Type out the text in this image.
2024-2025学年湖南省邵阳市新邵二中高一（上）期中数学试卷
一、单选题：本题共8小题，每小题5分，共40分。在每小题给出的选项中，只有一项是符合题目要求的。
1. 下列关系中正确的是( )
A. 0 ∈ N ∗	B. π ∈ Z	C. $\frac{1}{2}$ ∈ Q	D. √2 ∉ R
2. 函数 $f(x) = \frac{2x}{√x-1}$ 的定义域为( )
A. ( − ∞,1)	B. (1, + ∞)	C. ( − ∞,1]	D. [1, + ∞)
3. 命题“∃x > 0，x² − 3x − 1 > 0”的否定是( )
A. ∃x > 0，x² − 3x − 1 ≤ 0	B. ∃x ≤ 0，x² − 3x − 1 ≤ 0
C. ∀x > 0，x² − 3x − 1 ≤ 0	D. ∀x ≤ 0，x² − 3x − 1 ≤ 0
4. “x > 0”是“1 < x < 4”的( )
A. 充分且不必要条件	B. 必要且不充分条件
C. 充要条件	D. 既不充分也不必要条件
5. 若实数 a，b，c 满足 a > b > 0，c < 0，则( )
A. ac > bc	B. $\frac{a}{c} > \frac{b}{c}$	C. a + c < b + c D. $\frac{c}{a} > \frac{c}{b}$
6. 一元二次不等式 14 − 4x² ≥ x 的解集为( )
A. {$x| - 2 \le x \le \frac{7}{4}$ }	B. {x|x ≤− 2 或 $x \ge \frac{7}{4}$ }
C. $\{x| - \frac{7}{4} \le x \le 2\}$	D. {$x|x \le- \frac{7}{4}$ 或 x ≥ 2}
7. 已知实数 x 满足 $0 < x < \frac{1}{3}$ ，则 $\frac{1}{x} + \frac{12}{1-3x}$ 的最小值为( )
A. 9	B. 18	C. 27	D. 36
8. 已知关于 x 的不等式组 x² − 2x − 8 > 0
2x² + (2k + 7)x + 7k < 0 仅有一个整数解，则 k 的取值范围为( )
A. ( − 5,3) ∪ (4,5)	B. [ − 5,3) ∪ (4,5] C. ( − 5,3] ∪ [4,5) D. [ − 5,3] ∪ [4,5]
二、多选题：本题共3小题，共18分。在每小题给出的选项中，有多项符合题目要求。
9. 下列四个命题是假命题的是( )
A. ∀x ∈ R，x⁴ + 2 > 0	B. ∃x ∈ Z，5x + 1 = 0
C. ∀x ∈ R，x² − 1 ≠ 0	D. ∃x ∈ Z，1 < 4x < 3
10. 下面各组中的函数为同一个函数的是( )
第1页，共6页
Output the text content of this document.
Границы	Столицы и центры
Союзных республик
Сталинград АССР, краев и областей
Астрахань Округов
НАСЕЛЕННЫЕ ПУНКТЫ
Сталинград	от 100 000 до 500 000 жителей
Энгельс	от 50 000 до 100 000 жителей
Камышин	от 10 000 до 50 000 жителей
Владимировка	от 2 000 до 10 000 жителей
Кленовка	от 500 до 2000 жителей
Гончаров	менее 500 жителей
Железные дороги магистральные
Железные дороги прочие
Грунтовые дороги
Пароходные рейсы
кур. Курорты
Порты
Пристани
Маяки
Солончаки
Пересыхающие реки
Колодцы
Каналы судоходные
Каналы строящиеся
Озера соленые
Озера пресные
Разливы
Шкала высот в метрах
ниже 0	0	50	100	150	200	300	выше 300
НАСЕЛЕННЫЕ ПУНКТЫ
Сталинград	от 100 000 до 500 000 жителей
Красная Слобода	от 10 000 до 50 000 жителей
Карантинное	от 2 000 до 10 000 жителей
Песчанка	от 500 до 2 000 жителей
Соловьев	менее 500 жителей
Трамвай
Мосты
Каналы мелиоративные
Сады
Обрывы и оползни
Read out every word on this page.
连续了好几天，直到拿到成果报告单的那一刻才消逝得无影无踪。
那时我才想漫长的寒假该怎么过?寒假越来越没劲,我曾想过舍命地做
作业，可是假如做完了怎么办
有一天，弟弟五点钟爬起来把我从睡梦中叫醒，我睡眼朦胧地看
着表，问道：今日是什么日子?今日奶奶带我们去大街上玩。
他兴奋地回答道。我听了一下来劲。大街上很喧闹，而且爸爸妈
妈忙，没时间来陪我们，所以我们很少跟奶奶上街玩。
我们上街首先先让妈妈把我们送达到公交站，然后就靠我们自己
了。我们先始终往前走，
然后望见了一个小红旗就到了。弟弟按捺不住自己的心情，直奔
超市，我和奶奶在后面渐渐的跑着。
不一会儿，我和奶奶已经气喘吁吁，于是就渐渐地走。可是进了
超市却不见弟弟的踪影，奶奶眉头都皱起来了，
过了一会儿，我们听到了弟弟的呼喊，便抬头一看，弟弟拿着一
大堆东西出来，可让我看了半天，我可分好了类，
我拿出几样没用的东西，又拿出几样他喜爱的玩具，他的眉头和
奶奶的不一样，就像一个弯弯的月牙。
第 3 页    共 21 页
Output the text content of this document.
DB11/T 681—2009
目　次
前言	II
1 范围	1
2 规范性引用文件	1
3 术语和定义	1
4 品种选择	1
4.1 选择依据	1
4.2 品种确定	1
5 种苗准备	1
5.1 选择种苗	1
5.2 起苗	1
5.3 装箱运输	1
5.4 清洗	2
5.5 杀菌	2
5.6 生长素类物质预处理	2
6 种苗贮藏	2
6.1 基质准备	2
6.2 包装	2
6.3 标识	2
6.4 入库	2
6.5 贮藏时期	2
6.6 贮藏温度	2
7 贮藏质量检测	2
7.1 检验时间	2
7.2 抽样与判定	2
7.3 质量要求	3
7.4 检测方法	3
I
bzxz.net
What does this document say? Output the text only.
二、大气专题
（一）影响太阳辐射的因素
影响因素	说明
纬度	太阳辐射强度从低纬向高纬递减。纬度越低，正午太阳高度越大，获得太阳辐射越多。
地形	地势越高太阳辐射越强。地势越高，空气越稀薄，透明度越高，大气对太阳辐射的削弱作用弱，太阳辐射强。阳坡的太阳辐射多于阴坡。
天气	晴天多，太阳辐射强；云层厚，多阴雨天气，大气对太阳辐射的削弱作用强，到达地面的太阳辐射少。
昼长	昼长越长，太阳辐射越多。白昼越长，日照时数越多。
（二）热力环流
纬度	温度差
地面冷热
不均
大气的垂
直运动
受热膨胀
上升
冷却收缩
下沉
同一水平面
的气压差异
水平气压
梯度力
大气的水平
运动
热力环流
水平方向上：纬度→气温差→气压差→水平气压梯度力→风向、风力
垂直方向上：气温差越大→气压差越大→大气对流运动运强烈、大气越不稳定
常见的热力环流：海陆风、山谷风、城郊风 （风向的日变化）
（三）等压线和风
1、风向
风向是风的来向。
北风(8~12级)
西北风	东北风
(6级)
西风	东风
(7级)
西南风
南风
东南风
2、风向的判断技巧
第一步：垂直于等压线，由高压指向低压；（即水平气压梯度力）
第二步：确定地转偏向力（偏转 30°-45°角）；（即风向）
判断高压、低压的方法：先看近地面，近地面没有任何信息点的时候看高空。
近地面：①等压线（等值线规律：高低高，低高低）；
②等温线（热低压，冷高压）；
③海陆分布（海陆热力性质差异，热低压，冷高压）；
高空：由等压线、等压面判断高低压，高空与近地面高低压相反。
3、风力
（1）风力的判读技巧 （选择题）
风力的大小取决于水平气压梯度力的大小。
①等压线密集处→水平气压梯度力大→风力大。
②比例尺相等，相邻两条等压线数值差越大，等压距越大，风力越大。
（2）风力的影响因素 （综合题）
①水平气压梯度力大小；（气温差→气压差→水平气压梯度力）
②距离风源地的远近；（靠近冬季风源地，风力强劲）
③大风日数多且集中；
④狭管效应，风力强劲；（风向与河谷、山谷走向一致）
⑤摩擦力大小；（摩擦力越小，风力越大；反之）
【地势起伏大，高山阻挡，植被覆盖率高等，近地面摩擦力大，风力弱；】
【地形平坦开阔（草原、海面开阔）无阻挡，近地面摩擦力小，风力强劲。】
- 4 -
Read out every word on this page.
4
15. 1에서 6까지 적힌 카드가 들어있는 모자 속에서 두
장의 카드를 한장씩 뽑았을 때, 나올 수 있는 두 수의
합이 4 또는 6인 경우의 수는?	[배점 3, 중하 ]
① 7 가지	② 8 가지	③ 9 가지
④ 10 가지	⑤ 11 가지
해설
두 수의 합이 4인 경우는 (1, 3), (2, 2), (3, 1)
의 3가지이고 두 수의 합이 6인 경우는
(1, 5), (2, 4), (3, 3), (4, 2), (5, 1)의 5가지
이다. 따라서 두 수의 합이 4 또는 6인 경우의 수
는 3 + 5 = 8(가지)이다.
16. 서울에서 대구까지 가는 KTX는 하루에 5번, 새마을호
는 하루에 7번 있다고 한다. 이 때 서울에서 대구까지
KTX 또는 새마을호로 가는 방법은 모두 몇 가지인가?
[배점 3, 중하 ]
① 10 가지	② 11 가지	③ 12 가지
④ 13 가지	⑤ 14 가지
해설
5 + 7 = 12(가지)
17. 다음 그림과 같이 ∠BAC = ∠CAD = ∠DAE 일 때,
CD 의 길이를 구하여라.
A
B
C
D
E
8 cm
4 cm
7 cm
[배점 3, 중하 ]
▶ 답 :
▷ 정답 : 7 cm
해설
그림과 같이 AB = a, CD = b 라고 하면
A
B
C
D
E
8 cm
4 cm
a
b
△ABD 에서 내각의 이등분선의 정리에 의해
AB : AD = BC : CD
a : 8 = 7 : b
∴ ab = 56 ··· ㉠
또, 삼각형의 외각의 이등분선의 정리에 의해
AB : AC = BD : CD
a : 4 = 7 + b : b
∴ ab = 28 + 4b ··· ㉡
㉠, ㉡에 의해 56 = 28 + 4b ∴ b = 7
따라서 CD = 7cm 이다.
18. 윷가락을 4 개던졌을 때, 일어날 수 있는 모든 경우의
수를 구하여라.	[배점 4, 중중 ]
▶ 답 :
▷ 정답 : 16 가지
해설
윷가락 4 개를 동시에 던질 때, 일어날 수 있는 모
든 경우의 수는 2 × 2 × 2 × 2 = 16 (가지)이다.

┄┄┄┄┄┄

**GIVEN INSTRUCTION**
Find the word "在每小题给出的选项中" in the material, then list each line that holds it.

**WRITTEN RESPONSE**
一、单选题：本题共8小题，每小题5分，共40分。在每小题给出的选项中，只有一项是符合题目要求的。
二、多选题：本题共3小题，共18分。在每小题给出的选项中，有多项符合题目要求。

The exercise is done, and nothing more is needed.